### Records to process
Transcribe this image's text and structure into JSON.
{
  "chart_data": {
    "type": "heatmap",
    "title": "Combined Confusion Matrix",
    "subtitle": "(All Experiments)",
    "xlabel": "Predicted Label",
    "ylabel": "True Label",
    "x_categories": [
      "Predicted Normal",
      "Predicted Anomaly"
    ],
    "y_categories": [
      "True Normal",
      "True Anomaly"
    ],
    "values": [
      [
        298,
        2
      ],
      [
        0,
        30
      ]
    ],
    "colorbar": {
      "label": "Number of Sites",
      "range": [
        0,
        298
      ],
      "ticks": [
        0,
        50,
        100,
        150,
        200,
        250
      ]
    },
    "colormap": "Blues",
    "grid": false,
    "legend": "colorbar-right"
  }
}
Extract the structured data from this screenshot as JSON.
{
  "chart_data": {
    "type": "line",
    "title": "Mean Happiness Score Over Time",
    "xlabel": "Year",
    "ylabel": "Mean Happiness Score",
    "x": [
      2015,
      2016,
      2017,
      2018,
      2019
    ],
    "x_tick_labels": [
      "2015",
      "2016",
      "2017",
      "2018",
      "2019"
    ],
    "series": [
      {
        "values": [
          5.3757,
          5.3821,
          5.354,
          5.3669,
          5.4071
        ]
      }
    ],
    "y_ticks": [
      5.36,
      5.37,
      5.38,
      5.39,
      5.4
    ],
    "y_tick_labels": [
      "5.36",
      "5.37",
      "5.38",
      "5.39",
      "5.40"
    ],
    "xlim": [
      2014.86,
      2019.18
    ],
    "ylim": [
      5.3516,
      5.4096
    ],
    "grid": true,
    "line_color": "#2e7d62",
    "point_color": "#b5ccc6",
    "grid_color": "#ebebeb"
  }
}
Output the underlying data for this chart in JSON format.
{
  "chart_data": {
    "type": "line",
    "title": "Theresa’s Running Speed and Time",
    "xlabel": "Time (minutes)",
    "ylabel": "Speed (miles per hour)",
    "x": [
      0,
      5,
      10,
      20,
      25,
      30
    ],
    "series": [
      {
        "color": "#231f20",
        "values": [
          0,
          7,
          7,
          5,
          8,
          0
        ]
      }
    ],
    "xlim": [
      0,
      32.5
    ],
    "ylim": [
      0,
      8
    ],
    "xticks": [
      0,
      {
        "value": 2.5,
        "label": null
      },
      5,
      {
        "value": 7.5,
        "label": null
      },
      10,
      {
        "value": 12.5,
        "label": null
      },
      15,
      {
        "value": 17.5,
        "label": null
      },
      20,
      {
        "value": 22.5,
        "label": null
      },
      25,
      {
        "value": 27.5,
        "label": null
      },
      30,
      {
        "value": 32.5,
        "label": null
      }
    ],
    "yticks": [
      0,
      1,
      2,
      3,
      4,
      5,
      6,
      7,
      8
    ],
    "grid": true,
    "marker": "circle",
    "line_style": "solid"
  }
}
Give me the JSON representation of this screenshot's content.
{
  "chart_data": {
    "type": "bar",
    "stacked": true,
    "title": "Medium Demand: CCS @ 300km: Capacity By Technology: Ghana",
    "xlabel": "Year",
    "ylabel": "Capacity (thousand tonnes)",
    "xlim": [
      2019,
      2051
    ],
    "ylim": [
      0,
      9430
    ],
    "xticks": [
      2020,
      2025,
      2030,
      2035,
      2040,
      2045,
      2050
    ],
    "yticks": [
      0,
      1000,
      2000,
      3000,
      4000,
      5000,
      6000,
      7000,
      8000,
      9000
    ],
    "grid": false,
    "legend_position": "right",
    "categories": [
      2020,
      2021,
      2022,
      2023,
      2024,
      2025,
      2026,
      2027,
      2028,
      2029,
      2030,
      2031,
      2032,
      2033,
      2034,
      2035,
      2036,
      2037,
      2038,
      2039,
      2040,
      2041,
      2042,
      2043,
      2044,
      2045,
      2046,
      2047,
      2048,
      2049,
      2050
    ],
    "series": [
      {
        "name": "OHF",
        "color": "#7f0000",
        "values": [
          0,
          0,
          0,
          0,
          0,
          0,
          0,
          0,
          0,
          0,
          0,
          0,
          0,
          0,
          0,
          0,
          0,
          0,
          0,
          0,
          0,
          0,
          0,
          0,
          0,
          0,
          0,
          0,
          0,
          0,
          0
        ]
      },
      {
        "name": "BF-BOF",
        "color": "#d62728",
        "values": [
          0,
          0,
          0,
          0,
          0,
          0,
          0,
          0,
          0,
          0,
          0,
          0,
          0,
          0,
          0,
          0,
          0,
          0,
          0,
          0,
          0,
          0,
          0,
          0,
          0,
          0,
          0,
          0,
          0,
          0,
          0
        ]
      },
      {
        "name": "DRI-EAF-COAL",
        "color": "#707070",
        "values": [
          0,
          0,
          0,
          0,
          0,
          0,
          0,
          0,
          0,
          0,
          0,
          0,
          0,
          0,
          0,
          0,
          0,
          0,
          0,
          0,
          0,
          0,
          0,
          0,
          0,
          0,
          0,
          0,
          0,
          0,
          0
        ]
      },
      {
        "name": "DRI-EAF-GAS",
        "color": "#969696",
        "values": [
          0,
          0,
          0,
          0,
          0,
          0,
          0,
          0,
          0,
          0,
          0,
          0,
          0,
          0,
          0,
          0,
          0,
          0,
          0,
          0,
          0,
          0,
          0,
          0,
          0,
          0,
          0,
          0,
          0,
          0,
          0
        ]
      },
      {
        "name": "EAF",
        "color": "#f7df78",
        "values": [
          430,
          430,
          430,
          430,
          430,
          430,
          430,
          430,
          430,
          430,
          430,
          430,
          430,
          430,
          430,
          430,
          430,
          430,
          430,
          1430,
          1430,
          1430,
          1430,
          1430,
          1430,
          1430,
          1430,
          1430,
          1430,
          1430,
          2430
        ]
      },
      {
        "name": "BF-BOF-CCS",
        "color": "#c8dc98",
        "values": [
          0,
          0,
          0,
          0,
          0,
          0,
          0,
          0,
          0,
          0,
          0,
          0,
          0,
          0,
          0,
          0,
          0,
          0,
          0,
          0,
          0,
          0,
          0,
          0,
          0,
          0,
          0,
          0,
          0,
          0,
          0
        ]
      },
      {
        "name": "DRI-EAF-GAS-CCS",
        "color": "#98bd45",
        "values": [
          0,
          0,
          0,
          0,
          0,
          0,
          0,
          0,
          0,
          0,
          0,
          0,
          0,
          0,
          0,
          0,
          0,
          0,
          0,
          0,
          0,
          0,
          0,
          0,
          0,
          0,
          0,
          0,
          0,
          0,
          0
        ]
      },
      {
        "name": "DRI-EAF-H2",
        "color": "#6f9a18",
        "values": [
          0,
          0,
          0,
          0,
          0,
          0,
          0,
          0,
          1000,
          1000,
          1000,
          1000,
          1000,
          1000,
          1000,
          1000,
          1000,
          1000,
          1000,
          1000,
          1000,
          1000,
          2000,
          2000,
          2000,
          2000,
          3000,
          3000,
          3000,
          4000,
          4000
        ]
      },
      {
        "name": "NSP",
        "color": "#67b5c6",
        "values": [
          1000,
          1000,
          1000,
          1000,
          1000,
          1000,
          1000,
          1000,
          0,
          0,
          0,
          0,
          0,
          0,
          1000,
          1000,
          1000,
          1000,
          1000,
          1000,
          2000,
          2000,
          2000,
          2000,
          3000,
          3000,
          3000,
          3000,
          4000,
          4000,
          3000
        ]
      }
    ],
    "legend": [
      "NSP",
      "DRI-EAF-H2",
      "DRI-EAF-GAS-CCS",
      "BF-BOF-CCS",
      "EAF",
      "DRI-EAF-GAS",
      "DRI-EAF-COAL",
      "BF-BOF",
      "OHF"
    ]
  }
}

### Exercise aim
Supply the count of lines in the entries that contain the word "xlabel", and nothing besides.

### Solution to the problem
4